(Data entries for graphics)
☆ ☆ ☆
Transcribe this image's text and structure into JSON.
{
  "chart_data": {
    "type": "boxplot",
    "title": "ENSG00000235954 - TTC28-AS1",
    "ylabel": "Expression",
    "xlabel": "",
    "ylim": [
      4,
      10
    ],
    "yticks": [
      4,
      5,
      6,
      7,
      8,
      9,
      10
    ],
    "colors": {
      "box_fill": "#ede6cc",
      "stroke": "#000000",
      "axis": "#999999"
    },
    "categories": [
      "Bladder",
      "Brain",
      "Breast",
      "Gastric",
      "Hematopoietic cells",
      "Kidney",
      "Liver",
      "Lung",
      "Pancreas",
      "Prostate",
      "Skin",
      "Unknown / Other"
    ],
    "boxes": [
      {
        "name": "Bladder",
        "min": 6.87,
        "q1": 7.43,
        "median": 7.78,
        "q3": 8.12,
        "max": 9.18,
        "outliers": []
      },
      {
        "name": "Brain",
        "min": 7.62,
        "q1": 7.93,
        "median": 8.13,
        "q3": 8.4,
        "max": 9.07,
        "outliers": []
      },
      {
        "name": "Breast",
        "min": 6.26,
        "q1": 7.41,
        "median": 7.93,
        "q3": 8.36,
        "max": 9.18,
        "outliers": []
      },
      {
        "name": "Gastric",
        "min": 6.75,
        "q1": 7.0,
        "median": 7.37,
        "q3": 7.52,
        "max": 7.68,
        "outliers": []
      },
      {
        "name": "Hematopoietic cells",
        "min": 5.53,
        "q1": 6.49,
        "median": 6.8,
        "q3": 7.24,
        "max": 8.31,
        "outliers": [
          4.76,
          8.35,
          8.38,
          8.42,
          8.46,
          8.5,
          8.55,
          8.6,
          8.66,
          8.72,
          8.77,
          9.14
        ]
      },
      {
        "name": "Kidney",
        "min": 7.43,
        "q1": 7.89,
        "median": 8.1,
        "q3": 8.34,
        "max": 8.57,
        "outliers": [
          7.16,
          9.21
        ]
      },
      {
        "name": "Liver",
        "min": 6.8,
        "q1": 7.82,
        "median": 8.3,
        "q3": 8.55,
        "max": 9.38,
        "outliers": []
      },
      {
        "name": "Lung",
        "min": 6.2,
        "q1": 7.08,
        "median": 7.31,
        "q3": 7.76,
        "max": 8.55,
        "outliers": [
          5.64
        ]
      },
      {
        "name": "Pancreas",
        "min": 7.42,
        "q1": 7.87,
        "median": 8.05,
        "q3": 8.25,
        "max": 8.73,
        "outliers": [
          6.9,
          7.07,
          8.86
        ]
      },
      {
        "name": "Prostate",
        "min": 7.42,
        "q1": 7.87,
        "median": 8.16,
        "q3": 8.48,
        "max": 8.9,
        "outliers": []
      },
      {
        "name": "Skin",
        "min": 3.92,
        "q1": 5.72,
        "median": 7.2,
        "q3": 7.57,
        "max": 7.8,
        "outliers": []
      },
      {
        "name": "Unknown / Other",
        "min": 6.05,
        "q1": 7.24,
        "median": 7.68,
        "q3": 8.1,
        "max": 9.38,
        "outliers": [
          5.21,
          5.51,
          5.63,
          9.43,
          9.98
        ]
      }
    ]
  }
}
☆ ☆ ☆
What needs to be done
Your task is to repeat every entry above exactly.

Solution for this task
Transcribe this image's text and structure into JSON.
{
  "chart_data": {
    "type": "boxplot",
    "title": "ENSG00000235954 - TTC28-AS1",
    "ylabel": "Expression",
    "xlabel": "",
    "ylim": [
      4,
      10
    ],
    "yticks": [
      4,
      5,
      6,
      7,
      8,
      9,
      10
    ],
    "colors": {
      "box_fill": "#ede6cc",
      "stroke": "#000000",
      "axis": "#999999"
    },
    "categories": [
      "Bladder",
      "Brain",
      "Breast",
      "Gastric",
      "Hematopoietic cells",
      "Kidney",
      "Liver",
      "Lung",
      "Pancreas",
      "Prostate",
      "Skin",
      "Unknown / Other"
    ],
    "boxes": [
      {
        "name": "Bladder",
        "min": 6.87,
        "q1": 7.43,
        "median": 7.78,
        "q3": 8.12,
        "max": 9.18,
        "outliers": []
      },
      {
        "name": "Brain",
        "min": 7.62,
        "q1": 7.93,
        "median": 8.13,
        "q3": 8.4,
        "max": 9.07,
        "outliers": []
      },
      {
        "name": "Breast",
        "min": 6.26,
        "q1": 7.41,
        "median": 7.93,
        "q3": 8.36,
        "max": 9.18,
        "outliers": []
      },
      {
        "name": "Gastric",
        "min": 6.75,
        "q1": 7.0,
        "median": 7.37,
        "q3": 7.52,
        "max": 7.68,
        "outliers": []
      },
      {
        "name": "Hematopoietic cells",
        "min": 5.53,
        "q1": 6.49,
        "median": 6.8,
        "q3": 7.24,
        "max": 8.31,
        "outliers": [
          4.76,
          8.35,
          8.38,
          8.42,
          8.46,
          8.5,
          8.55,
          8.6,
          8.66,
          8.72,
          8.77,
          9.14
        ]
      },
      {
        "name": "Kidney",
        "min": 7.43,
        "q1": 7.89,
        "median": 8.1,
        "q3": 8.34,
        "max": 8.57,
        "outliers": [
          7.16,
          9.21
        ]
      },
      {
        "name": "Liver",
        "min": 6.8,
        "q1": 7.82,
        "median": 8.3,
        "q3": 8.55,
        "max": 9.38,
        "outliers": []
      },
      {
        "name": "Lung",
        "min": 6.2,
        "q1": 7.08,
        "median": 7.31,
        "q3": 7.76,
        "max": 8.55,
        "outliers": [
          5.64
        ]
      },
      {
        "name": "Pancreas",
        "min": 7.42,
        "q1": 7.87,
        "median": 8.05,
        "q3": 8.25,
        "max": 8.73,
        "outliers": [
          6.9,
          7.07,
          8.86
        ]
      },
      {
        "name": "Prostate",
        "min": 7.42,
        "q1": 7.87,
        "median": 8.16,
        "q3": 8.48,
        "max": 8.9,
        "outliers": []
      },
      {
        "name": "Skin",
        "min": 3.92,
        "q1": 5.72,
        "median": 7.2,
        "q3": 7.57,
        "max": 7.8,
        "outliers": []
      },
      {
        "name": "Unknown / Other",
        "min": 6.05,
        "q1": 7.24,
        "median": 7.68,
        "q3": 8.1,
        "max": 9.38,
        "outliers": [
          5.21,
          5.51,
          5.63,
          9.43,
          9.98
        ]
      }
    ]
  }
}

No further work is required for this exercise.